[RECORDS SHOWN]
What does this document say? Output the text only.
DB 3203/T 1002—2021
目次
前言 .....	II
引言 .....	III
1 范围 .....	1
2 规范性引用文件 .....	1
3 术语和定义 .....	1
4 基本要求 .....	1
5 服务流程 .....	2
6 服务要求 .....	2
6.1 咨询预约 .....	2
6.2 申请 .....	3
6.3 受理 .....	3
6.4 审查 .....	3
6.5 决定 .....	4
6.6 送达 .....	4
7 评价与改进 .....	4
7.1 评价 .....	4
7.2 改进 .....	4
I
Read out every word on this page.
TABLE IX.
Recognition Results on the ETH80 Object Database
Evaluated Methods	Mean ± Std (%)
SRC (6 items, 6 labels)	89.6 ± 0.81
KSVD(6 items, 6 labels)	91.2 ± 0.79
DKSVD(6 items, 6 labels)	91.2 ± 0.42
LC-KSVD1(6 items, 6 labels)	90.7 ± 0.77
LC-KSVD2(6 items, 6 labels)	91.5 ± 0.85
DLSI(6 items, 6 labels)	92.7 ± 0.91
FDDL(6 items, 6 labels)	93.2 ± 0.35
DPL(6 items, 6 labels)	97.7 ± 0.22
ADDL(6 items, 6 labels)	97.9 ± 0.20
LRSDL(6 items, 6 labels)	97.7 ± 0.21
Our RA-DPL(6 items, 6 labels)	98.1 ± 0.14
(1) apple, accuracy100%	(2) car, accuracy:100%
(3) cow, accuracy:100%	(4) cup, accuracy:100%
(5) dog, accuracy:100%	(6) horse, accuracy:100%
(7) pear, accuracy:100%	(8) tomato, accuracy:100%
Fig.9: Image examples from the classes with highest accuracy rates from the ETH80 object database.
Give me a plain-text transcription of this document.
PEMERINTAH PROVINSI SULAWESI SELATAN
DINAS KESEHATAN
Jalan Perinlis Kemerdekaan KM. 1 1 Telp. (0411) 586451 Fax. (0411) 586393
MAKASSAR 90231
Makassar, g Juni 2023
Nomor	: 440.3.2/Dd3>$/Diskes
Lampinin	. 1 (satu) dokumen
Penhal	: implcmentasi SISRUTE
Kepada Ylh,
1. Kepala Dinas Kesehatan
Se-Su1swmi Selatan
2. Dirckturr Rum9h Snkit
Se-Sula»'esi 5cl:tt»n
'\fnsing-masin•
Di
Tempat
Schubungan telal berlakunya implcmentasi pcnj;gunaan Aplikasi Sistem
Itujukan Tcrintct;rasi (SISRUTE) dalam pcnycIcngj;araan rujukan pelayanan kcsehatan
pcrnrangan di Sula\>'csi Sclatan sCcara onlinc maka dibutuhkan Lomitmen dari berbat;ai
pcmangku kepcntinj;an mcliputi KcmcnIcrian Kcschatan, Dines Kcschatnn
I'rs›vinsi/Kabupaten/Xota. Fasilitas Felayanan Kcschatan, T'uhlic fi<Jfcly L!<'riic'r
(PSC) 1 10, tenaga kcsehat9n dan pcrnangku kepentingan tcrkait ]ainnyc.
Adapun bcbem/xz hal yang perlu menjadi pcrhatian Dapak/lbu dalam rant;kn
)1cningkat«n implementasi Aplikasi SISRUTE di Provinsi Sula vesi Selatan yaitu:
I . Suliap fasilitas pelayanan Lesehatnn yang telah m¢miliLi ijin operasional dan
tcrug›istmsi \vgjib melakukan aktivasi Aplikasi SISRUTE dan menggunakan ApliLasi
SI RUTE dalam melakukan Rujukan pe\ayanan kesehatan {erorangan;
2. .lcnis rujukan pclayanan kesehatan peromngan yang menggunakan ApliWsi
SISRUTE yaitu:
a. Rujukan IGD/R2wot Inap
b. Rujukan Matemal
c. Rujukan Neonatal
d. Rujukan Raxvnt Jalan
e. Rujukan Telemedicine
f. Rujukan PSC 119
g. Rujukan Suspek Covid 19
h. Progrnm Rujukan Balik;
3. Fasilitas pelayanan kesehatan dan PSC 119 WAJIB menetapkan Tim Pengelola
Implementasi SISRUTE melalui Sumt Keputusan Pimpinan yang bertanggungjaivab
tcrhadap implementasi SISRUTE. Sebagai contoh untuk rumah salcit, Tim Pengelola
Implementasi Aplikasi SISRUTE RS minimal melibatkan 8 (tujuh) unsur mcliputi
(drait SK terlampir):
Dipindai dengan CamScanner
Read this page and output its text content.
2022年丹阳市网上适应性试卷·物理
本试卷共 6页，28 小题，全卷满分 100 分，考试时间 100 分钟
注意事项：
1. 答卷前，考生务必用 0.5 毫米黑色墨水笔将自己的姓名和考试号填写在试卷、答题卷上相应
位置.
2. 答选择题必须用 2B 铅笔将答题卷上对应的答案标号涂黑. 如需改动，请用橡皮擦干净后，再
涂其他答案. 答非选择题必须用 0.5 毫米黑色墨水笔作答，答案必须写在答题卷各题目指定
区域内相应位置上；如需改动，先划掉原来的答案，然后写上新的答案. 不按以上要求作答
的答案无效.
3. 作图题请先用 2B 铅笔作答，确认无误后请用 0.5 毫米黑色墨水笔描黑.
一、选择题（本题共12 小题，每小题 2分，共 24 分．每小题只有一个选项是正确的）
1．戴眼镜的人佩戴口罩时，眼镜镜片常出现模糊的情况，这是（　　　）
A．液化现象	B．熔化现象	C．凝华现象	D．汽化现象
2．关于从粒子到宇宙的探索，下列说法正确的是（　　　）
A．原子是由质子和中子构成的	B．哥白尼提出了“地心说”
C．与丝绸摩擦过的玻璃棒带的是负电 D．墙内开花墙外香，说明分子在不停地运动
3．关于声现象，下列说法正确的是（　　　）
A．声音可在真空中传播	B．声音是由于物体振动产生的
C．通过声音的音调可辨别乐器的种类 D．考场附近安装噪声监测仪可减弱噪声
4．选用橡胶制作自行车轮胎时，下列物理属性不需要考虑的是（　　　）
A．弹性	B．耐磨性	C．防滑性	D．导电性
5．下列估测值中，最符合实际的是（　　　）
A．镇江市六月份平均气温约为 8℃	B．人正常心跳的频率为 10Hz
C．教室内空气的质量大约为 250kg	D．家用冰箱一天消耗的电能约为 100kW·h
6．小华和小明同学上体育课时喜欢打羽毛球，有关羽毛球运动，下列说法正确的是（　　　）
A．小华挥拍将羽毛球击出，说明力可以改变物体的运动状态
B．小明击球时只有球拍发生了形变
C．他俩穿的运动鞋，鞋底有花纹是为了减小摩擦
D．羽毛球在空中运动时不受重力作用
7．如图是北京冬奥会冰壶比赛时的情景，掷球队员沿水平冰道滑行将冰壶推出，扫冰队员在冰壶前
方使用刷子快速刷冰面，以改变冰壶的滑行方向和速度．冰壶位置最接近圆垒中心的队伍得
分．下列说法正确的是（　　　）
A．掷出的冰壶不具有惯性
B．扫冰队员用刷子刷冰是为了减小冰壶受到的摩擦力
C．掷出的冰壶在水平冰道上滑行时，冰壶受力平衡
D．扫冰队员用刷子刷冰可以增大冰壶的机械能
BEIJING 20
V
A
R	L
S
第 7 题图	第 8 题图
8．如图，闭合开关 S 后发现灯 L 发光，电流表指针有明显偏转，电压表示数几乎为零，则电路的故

[GIVEN INSTRUCTION]
All of the data shown above must be copied exactly.

[SOLUTION TO THE PROBLEM]
What does this document say? Output the text only.
DB 3203/T 1002—2021
目次
前言 .....	II
引言 .....	III
1 范围 .....	1
2 规范性引用文件 .....	1
3 术语和定义 .....	1
4 基本要求 .....	1
5 服务流程 .....	2
6 服务要求 .....	2
6.1 咨询预约 .....	2
6.2 申请 .....	3
6.3 受理 .....	3
6.4 审查 .....	3
6.5 决定 .....	4
6.6 送达 .....	4
7 评价与改进 .....	4
7.1 评价 .....	4
7.2 改进 .....	4
I
Read out every word on this page.
TABLE IX.
Recognition Results on the ETH80 Object Database
Evaluated Methods	Mean ± Std (%)
SRC (6 items, 6 labels)	89.6 ± 0.81
KSVD(6 items, 6 labels)	91.2 ± 0.79
DKSVD(6 items, 6 labels)	91.2 ± 0.42
LC-KSVD1(6 items, 6 labels)	90.7 ± 0.77
LC-KSVD2(6 items, 6 labels)	91.5 ± 0.85
DLSI(6 items, 6 labels)	92.7 ± 0.91
FDDL(6 items, 6 labels)	93.2 ± 0.35
DPL(6 items, 6 labels)	97.7 ± 0.22
ADDL(6 items, 6 labels)	97.9 ± 0.20
LRSDL(6 items, 6 labels)	97.7 ± 0.21
Our RA-DPL(6 items, 6 labels)	98.1 ± 0.14
(1) apple, accuracy100%	(2) car, accuracy:100%
(3) cow, accuracy:100%	(4) cup, accuracy:100%
(5) dog, accuracy:100%	(6) horse, accuracy:100%
(7) pear, accuracy:100%	(8) tomato, accuracy:100%
Fig.9: Image examples from the classes with highest accuracy rates from the ETH80 object database.
Give me a plain-text transcription of this document.
PEMERINTAH PROVINSI SULAWESI SELATAN
DINAS KESEHATAN
Jalan Perinlis Kemerdekaan KM. 1 1 Telp. (0411) 586451 Fax. (0411) 586393
MAKASSAR 90231
Makassar, g Juni 2023
Nomor	: 440.3.2/Dd3>$/Diskes
Lampinin	. 1 (satu) dokumen
Penhal	: implcmentasi SISRUTE
Kepada Ylh,
1. Kepala Dinas Kesehatan
Se-Su1swmi Selatan
2. Dirckturr Rum9h Snkit
Se-Sula»'esi 5cl:tt»n
'\fnsing-masin•
Di
Tempat
Schubungan telal berlakunya implcmentasi pcnj;gunaan Aplikasi Sistem
Itujukan Tcrintct;rasi (SISRUTE) dalam pcnycIcngj;araan rujukan pelayanan kcsehatan
pcrnrangan di Sula\>'csi Sclatan sCcara onlinc maka dibutuhkan Lomitmen dari berbat;ai
pcmangku kepcntinj;an mcliputi KcmcnIcrian Kcschatan, Dines Kcschatnn
I'rs›vinsi/Kabupaten/Xota. Fasilitas Felayanan Kcschatan, T'uhlic fi<Jfcly L!<'riic'r
(PSC) 1 10, tenaga kcsehat9n dan pcrnangku kepentingan tcrkait ]ainnyc.
Adapun bcbem/xz hal yang perlu menjadi pcrhatian Dapak/lbu dalam rant;kn
)1cningkat«n implementasi Aplikasi SISRUTE di Provinsi Sula vesi Selatan yaitu:
I . Suliap fasilitas pelayanan Lesehatnn yang telah m¢miliLi ijin operasional dan
tcrug›istmsi \vgjib melakukan aktivasi Aplikasi SISRUTE dan menggunakan ApliLasi
SI RUTE dalam melakukan Rujukan pe\ayanan kesehatan {erorangan;
2. .lcnis rujukan pclayanan kesehatan peromngan yang menggunakan ApliWsi
SISRUTE yaitu:
a. Rujukan IGD/R2wot Inap
b. Rujukan Matemal
c. Rujukan Neonatal
d. Rujukan Raxvnt Jalan
e. Rujukan Telemedicine
f. Rujukan PSC 119
g. Rujukan Suspek Covid 19
h. Progrnm Rujukan Balik;
3. Fasilitas pelayanan kesehatan dan PSC 119 WAJIB menetapkan Tim Pengelola
Implementasi SISRUTE melalui Sumt Keputusan Pimpinan yang bertanggungjaivab
tcrhadap implementasi SISRUTE. Sebagai contoh untuk rumah salcit, Tim Pengelola
Implementasi Aplikasi SISRUTE RS minimal melibatkan 8 (tujuh) unsur mcliputi
(drait SK terlampir):
Dipindai dengan CamScanner
Read this page and output its text content.
2022年丹阳市网上适应性试卷·物理
本试卷共 6页，28 小题，全卷满分 100 分，考试时间 100 分钟
注意事项：
1. 答卷前，考生务必用 0.5 毫米黑色墨水笔将自己的姓名和考试号填写在试卷、答题卷上相应
位置.
2. 答选择题必须用 2B 铅笔将答题卷上对应的答案标号涂黑. 如需改动，请用橡皮擦干净后，再
涂其他答案. 答非选择题必须用 0.5 毫米黑色墨水笔作答，答案必须写在答题卷各题目指定
区域内相应位置上；如需改动，先划掉原来的答案，然后写上新的答案. 不按以上要求作答
的答案无效.
3. 作图题请先用 2B 铅笔作答，确认无误后请用 0.5 毫米黑色墨水笔描黑.
一、选择题（本题共12 小题，每小题 2分，共 24 分．每小题只有一个选项是正确的）
1．戴眼镜的人佩戴口罩时，眼镜镜片常出现模糊的情况，这是（　　　）
A．液化现象	B．熔化现象	C．凝华现象	D．汽化现象
2．关于从粒子到宇宙的探索，下列说法正确的是（　　　）
A．原子是由质子和中子构成的	B．哥白尼提出了“地心说”
C．与丝绸摩擦过的玻璃棒带的是负电 D．墙内开花墙外香，说明分子在不停地运动
3．关于声现象，下列说法正确的是（　　　）
A．声音可在真空中传播	B．声音是由于物体振动产生的
C．通过声音的音调可辨别乐器的种类 D．考场附近安装噪声监测仪可减弱噪声
4．选用橡胶制作自行车轮胎时，下列物理属性不需要考虑的是（　　　）
A．弹性	B．耐磨性	C．防滑性	D．导电性
5．下列估测值中，最符合实际的是（　　　）
A．镇江市六月份平均气温约为 8℃	B．人正常心跳的频率为 10Hz
C．教室内空气的质量大约为 250kg	D．家用冰箱一天消耗的电能约为 100kW·h
6．小华和小明同学上体育课时喜欢打羽毛球，有关羽毛球运动，下列说法正确的是（　　　）
A．小华挥拍将羽毛球击出，说明力可以改变物体的运动状态
B．小明击球时只有球拍发生了形变
C．他俩穿的运动鞋，鞋底有花纹是为了减小摩擦
D．羽毛球在空中运动时不受重力作用
7．如图是北京冬奥会冰壶比赛时的情景，掷球队员沿水平冰道滑行将冰壶推出，扫冰队员在冰壶前
方使用刷子快速刷冰面，以改变冰壶的滑行方向和速度．冰壶位置最接近圆垒中心的队伍得
分．下列说法正确的是（　　　）
A．掷出的冰壶不具有惯性
B．扫冰队员用刷子刷冰是为了减小冰壶受到的摩擦力
C．掷出的冰壶在水平冰道上滑行时，冰壶受力平衡
D．扫冰队员用刷子刷冰可以增大冰壶的机械能
BEIJING 20
V
A
R	L
S
第 7 题图	第 8 题图
8．如图，闭合开关 S 后发现灯 L 发光，电流表指针有明显偏转，电压表示数几乎为零，则电路的故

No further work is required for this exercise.